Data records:
━━━━━━━━━━━━━━━━━━━━

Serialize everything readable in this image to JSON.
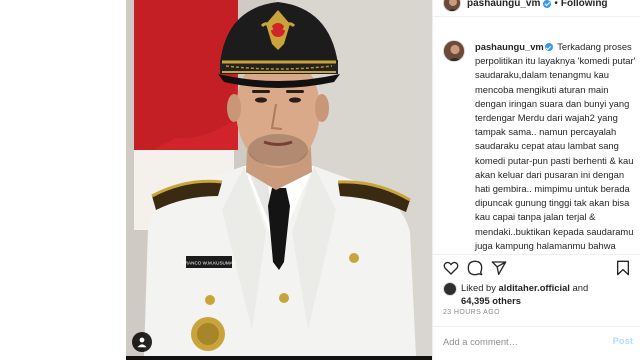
{
  "header": {
    "username": "pashaungu_vm",
    "separator": "•",
    "follow_label": "Following"
  },
  "photo": {
    "name_tag": "FRANCO W.M.KUSUMAH",
    "user_tag_icon": "person-icon"
  },
  "caption": {
    "username": "pashaungu_vm",
    "text": "Terkadang proses perpolitikan itu layaknya 'komedi putar' saudaraku,dalam tenangmu kau mencoba mengikuti aturan main dengan iringan suara dan bunyi yang terdengar Merdu dari wajah2 yang tampak sama.. namun percayalah saudaraku cepat atau lambat sang komedi putar-pun pasti berhenti & kau akan keluar dari pusaran ini dengan hati gembira.. mimpimu untuk berada dipuncak gunung tinggi tak akan bisa kau capai tanpa jalan terjal & mendaki..buktikan kepada saudaramu juga kampung halamanmu bahwa akan tiba saatnya keringatmu akan memiliki arti besar & punya nilai dalam pengabdianmu terhadap bangsa tercinta ini.. izinkan saya"
  },
  "actions": {
    "like_icon": "heart-icon",
    "comment_icon": "comment-icon",
    "share_icon": "share-icon",
    "save_icon": "bookmark-icon"
  },
  "likes": {
    "prefix": "Liked by",
    "user": "alditaher.official",
    "middle": "and",
    "count": "64,395 others"
  },
  "timestamp": "23 HOURS AGO",
  "comment": {
    "placeholder": "Add a comment…",
    "post_label": "Post"
  },
  "colors": {
    "verified": "#3897f0",
    "post_disabled": "#b2dffc",
    "flag_red": "#d1232a"
  }
}
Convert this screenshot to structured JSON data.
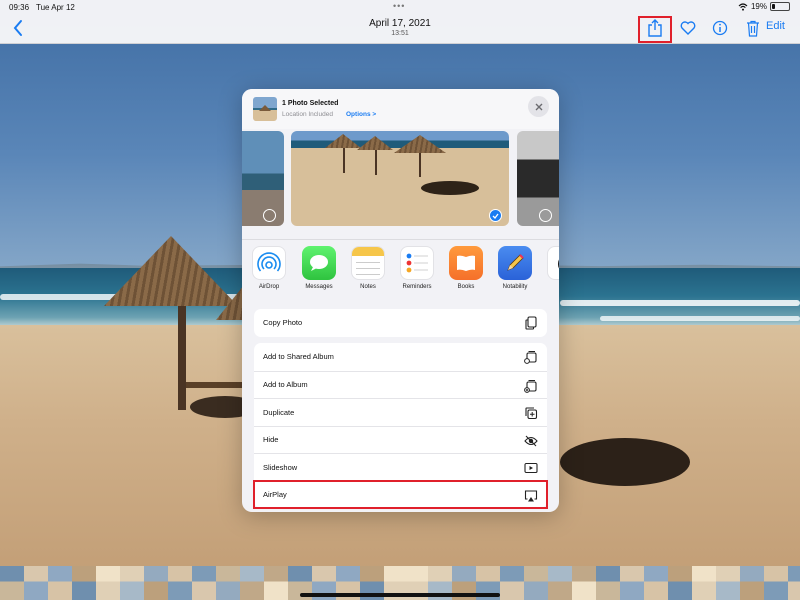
{
  "status": {
    "time": "09:36",
    "date": "Tue Apr 12",
    "battery": "19%"
  },
  "nav": {
    "title": "April 17, 2021",
    "subtitle": "13:51",
    "edit": "Edit"
  },
  "sheet": {
    "header": {
      "title": "1 Photo Selected",
      "subtitle": "Location Included",
      "options": "Options >"
    },
    "apps": [
      {
        "label": "AirDrop",
        "icon": "airdrop-icon"
      },
      {
        "label": "Messages",
        "icon": "messages-icon"
      },
      {
        "label": "Notes",
        "icon": "notes-icon"
      },
      {
        "label": "Reminders",
        "icon": "reminders-icon"
      },
      {
        "label": "Books",
        "icon": "books-icon"
      },
      {
        "label": "Notability",
        "icon": "notability-icon"
      }
    ],
    "actions_group1": [
      {
        "label": "Copy Photo",
        "icon": "copy-icon"
      }
    ],
    "actions_group2": [
      {
        "label": "Add to Shared Album",
        "icon": "shared-album-icon"
      },
      {
        "label": "Add to Album",
        "icon": "album-icon"
      },
      {
        "label": "Duplicate",
        "icon": "duplicate-icon"
      },
      {
        "label": "Hide",
        "icon": "eye-icon"
      },
      {
        "label": "Slideshow",
        "icon": "play-icon"
      },
      {
        "label": "AirPlay",
        "icon": "airplay-icon"
      }
    ]
  },
  "colors": {
    "accent": "#1a7cf2",
    "highlight": "#e0202b",
    "sheet_bg": "#f2f2f6"
  }
}
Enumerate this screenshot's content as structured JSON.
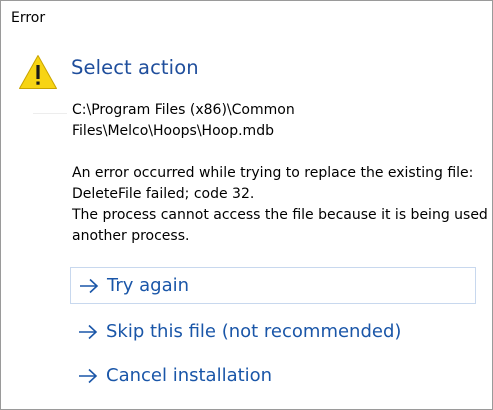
{
  "window": {
    "title": "Error"
  },
  "dialog": {
    "icon": "warning-icon",
    "heading": "Select action",
    "path_lines": [
      "C:\\Program Files (x86)\\Common",
      "Files\\Melco\\Hoops\\Hoop.mdb"
    ],
    "message_lines": [
      "An error occurred while trying to replace the existing file:",
      "DeleteFile failed; code 32.",
      "The process cannot access the file because it is being used by",
      "another process."
    ]
  },
  "actions": [
    {
      "label": "Try again",
      "icon": "arrow-right-icon"
    },
    {
      "label": "Skip this file (not recommended)",
      "icon": "arrow-right-icon"
    },
    {
      "label": "Cancel installation",
      "icon": "arrow-right-icon"
    }
  ],
  "colors": {
    "heading": "#1f4e9c",
    "action_link": "#1a56a8",
    "warning_fill": "#f7d414",
    "focus_border": "#c8d8ee"
  }
}
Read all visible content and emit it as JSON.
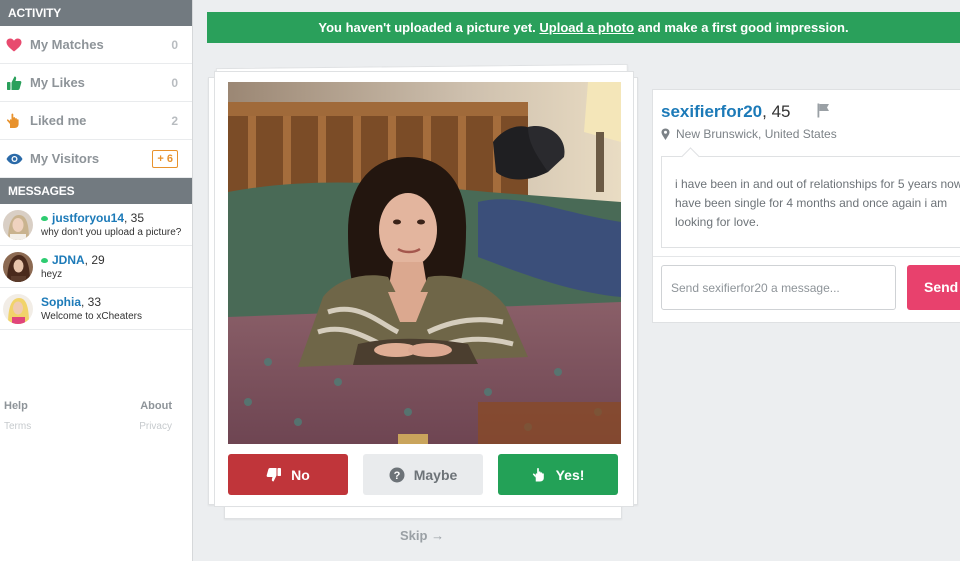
{
  "sidebar": {
    "activity_header": "ACTIVITY",
    "activity": [
      {
        "label": "My Matches",
        "count": "0",
        "icon": "heart-icon",
        "color": "#e84a6e"
      },
      {
        "label": "My Likes",
        "count": "0",
        "icon": "thumbs-up-icon",
        "color": "#2aa05b"
      },
      {
        "label": "Liked me",
        "count": "2",
        "icon": "hand-icon",
        "color": "#e8922d"
      },
      {
        "label": "My Visitors",
        "badge": "+ 6",
        "icon": "eye-icon",
        "color": "#2b6aa8"
      }
    ],
    "messages_header": "MESSAGES",
    "messages": [
      {
        "name": "justforyou14",
        "age": ", 35",
        "snippet": "why don't you upload a picture?",
        "online": true
      },
      {
        "name": "JDNA",
        "age": ", 29",
        "snippet": "heyz",
        "online": true
      },
      {
        "name": "Sophia",
        "age": ", 33",
        "snippet": "Welcome to xCheaters",
        "online": false
      }
    ],
    "footer": {
      "help": "Help",
      "about": "About",
      "terms": "Terms",
      "privacy": "Privacy"
    }
  },
  "banner": {
    "prefix": "You haven't uploaded a picture yet. ",
    "link": "Upload a photo",
    "suffix": " and make a first good impression.",
    "color": "#2aa05b"
  },
  "actions": {
    "no": "No",
    "maybe": "Maybe",
    "yes": "Yes!",
    "skip": "Skip →"
  },
  "profile": {
    "username": "sexifierfor20",
    "age": ", 45",
    "location": "New Brunswick, United States",
    "bio": "i have been in and out of relationships for 5 years now. i have been single for 4 months and once again i am looking for love.",
    "message_placeholder": "Send sexifierfor20 a message...",
    "send": "Send"
  }
}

━━━━━━━━━━━━━━━━━━━━

# Exercise
Copy every entry word for word, but omit the pictures.

# Result of the exercise
Serialize everything readable in this image to JSON.
{
  "header": {
    "username": "pashaungu_vm",
    "separator": "•",
    "follow_label": "Following"
  },
  "photo": {
    "name_tag": "FRANCO W.M.KUSUMAH",
    "user_tag_icon": "person-icon"
  },
  "caption": {
    "username": "pashaungu_vm",
    "text": "Terkadang proses perpolitikan itu layaknya 'komedi putar' saudaraku,dalam tenangmu kau mencoba mengikuti aturan main dengan iringan suara dan bunyi yang terdengar Merdu dari wajah2 yang tampak sama.. namun percayalah saudaraku cepat atau lambat sang komedi putar-pun pasti berhenti & kau akan keluar dari pusaran ini dengan hati gembira.. mimpimu untuk berada dipuncak gunung tinggi tak akan bisa kau capai tanpa jalan terjal & mendaki..buktikan kepada saudaramu juga kampung halamanmu bahwa akan tiba saatnya keringatmu akan memiliki arti besar & punya nilai dalam pengabdianmu terhadap bangsa tercinta ini.. izinkan saya"
  },
  "actions": {
    "like_icon": "heart-icon",
    "comment_icon": "comment-icon",
    "share_icon": "share-icon",
    "save_icon": "bookmark-icon"
  },
  "likes": {
    "prefix": "Liked by",
    "user": "alditaher.official",
    "middle": "and",
    "count": "64,395 others"
  },
  "timestamp": "23 HOURS AGO",
  "comment": {
    "placeholder": "Add a comment…",
    "post_label": "Post"
  },
  "colors": {
    "verified": "#3897f0",
    "post_disabled": "#b2dffc",
    "flag_red": "#d1232a"
  }
}
Convert this screenshot to structured JSON data.
{
  "status": {
    "time": "09:36",
    "date": "Tue Apr 12",
    "battery": "19%"
  },
  "nav": {
    "title": "April 17, 2021",
    "subtitle": "13:51",
    "edit": "Edit"
  },
  "sheet": {
    "header": {
      "title": "1 Photo Selected",
      "subtitle": "Location Included",
      "options": "Options >"
    },
    "apps": [
      {
        "label": "AirDrop",
        "icon": "airdrop-icon"
      },
      {
        "label": "Messages",
        "icon": "messages-icon"
      },
      {
        "label": "Notes",
        "icon": "notes-icon"
      },
      {
        "label": "Reminders",
        "icon": "reminders-icon"
      },
      {
        "label": "Books",
        "icon": "books-icon"
      },
      {
        "label": "Notability",
        "icon": "notability-icon"
      }
    ],
    "actions_group1": [
      {
        "label": "Copy Photo",
        "icon": "copy-icon"
      }
    ],
    "actions_group2": [
      {
        "label": "Add to Shared Album",
        "icon": "shared-album-icon"
      },
      {
        "label": "Add to Album",
        "icon": "album-icon"
      },
      {
        "label": "Duplicate",
        "icon": "duplicate-icon"
      },
      {
        "label": "Hide",
        "icon": "eye-icon"
      },
      {
        "label": "Slideshow",
        "icon": "play-icon"
      },
      {
        "label": "AirPlay",
        "icon": "airplay-icon"
      }
    ]
  },
  "colors": {
    "accent": "#1a7cf2",
    "highlight": "#e0202b",
    "sheet_bg": "#f2f2f6"
  }
}
Enumerate this screenshot's content as structured JSON.
{
  "window": {
    "title": "Error"
  },
  "dialog": {
    "icon": "warning-icon",
    "heading": "Select action",
    "path_lines": [
      "C:\\Program Files (x86)\\Common",
      "Files\\Melco\\Hoops\\Hoop.mdb"
    ],
    "message_lines": [
      "An error occurred while trying to replace the existing file:",
      "DeleteFile failed; code 32.",
      "The process cannot access the file because it is being used by",
      "another process."
    ]
  },
  "actions": [
    {
      "label": "Try again",
      "icon": "arrow-right-icon"
    },
    {
      "label": "Skip this file (not recommended)",
      "icon": "arrow-right-icon"
    },
    {
      "label": "Cancel installation",
      "icon": "arrow-right-icon"
    }
  ],
  "colors": {
    "heading": "#1f4e9c",
    "action_link": "#1a56a8",
    "warning_fill": "#f7d414",
    "focus_border": "#c8d8ee"
  }
}
Read all visible content and emit it as JSON.
{
  "sidebar": {
    "activity_header": "ACTIVITY",
    "activity": [
      {
        "label": "My Matches",
        "count": "0",
        "icon": "heart-icon",
        "color": "#e84a6e"
      },
      {
        "label": "My Likes",
        "count": "0",
        "icon": "thumbs-up-icon",
        "color": "#2aa05b"
      },
      {
        "label": "Liked me",
        "count": "2",
        "icon": "hand-icon",
        "color": "#e8922d"
      },
      {
        "label": "My Visitors",
        "badge": "+ 6",
        "icon": "eye-icon",
        "color": "#2b6aa8"
      }
    ],
    "messages_header": "MESSAGES",
    "messages": [
      {
        "name": "justforyou14",
        "age": ", 35",
        "snippet": "why don't you upload a picture?",
        "online": true
      },
      {
        "name": "JDNA",
        "age": ", 29",
        "snippet": "heyz",
        "online": true
      },
      {
        "name": "Sophia",
        "age": ", 33",
        "snippet": "Welcome to xCheaters",
        "online": false
      }
    ],
    "footer": {
      "help": "Help",
      "about": "About",
      "terms": "Terms",
      "privacy": "Privacy"
    }
  },
  "banner": {
    "prefix": "You haven't uploaded a picture yet. ",
    "link": "Upload a photo",
    "suffix": " and make a first good impression.",
    "color": "#2aa05b"
  },
  "actions": {
    "no": "No",
    "maybe": "Maybe",
    "yes": "Yes!",
    "skip": "Skip →"
  },
  "profile": {
    "username": "sexifierfor20",
    "age": ", 45",
    "location": "New Brunswick, United States",
    "bio": "i have been in and out of relationships for 5 years now. i have been single for 4 months and once again i am looking for love.",
    "message_placeholder": "Send sexifierfor20 a message...",
    "send": "Send"
  }
}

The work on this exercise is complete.